§ **Work to be completed**: Transcribe all of the material below word for word and leave out its pictures.

□ □ □ □ □ □ □

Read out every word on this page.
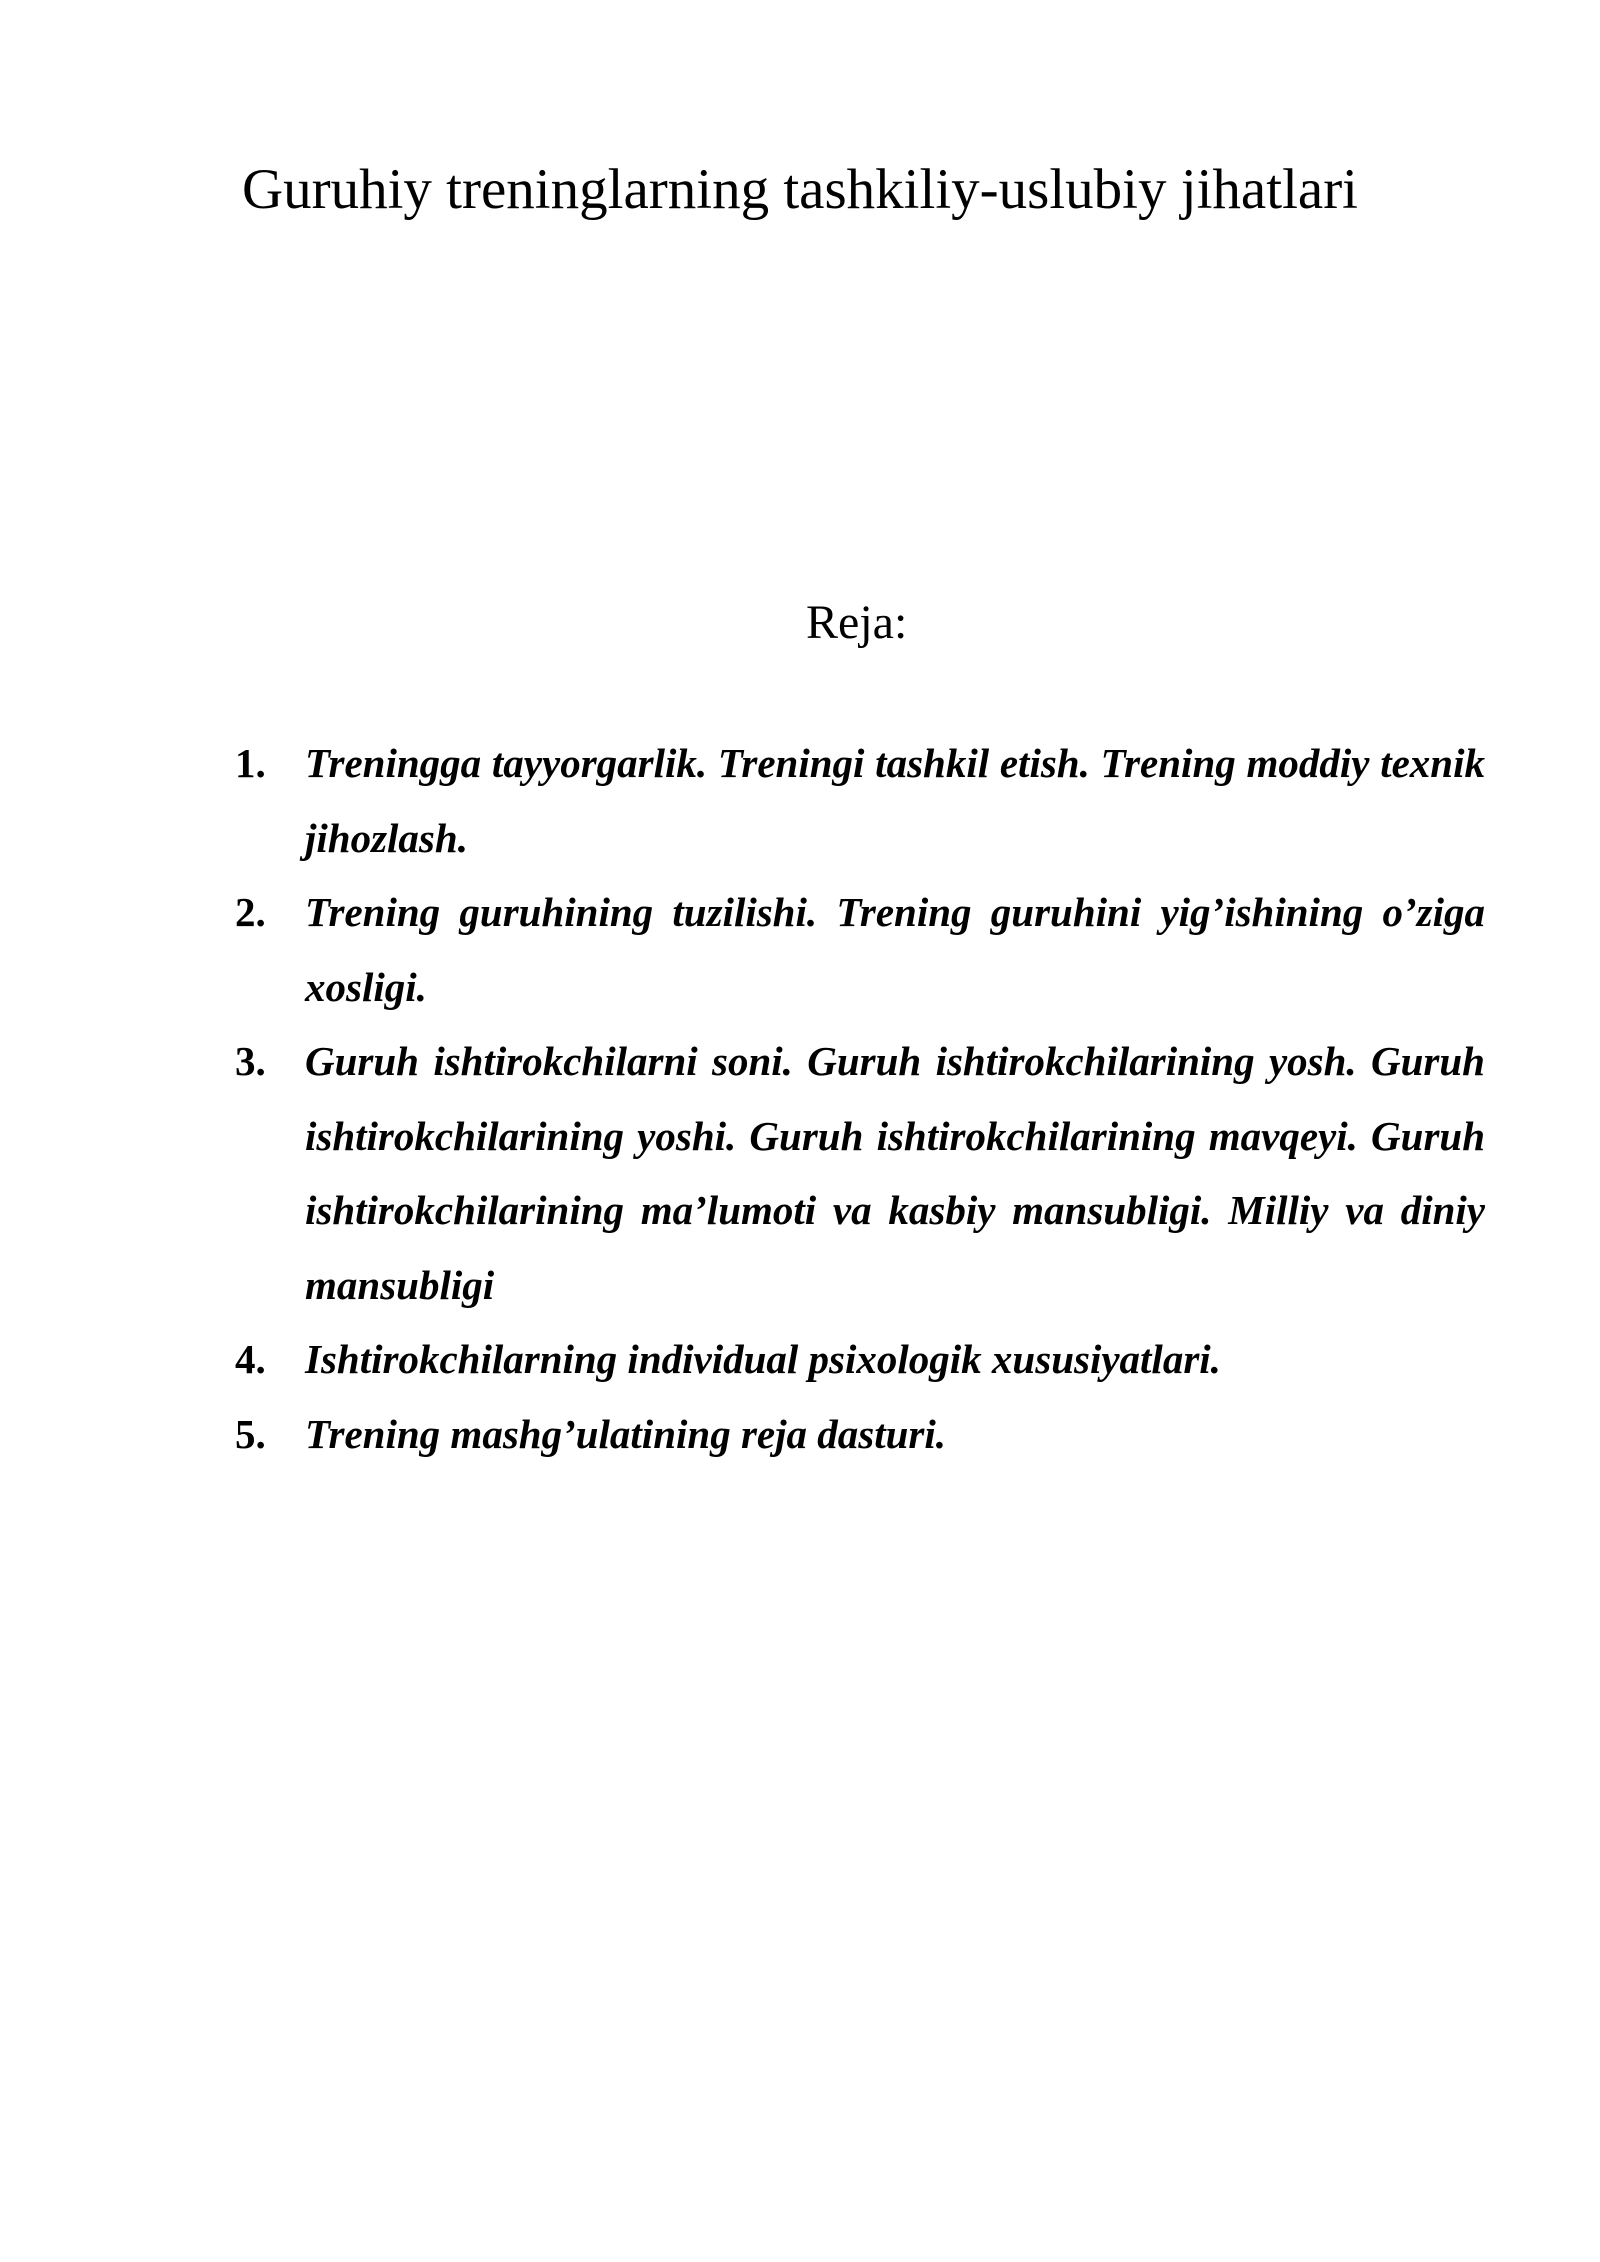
Guruhiy treninglarning tashkiliy-uslubiy jihatlari

Reja:

1. Treningga tayyorgarlik. Treningi tashkil etish. Trening moddiy texnik jihozlash.
2. Trening guruhining tuzilishi. Trening guruhini yig’ishining o’ziga xosligi.
3. Guruh ishtirokchilarni soni. Guruh ishtirokchilarining yosh. Guruh ishtirokchilarining yoshi. Guruh ishtirokchilarining mavqeyi. Guruh ishtirokchilarining ma’lumoti va kasbiy mansubligi. Milliy va diniy mansubligi
4. Ishtirokchilarning individual psixologik xususiyatlari.
5. Trening mashg’ulatining reja dasturi.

□ □ □ □ □ □ □

§ **Result of this exercise**:
Read out every word on this page.
Guruhiy treninglarning tashkiliy-uslubiy jihatlari

Reja:

1. Treningga tayyorgarlik. Treningi tashkil etish. Trening moddiy texnik jihozlash.
2. Trening guruhining tuzilishi. Trening guruhini yig’ishining o’ziga xosligi.
3. Guruh ishtirokchilarni soni. Guruh ishtirokchilarining yosh. Guruh ishtirokchilarining yoshi. Guruh ishtirokchilarining mavqeyi. Guruh ishtirokchilarining ma’lumoti va kasbiy mansubligi. Milliy va diniy mansubligi
4. Ishtirokchilarning individual psixologik xususiyatlari.
5. Trening mashg’ulatining reja dasturi.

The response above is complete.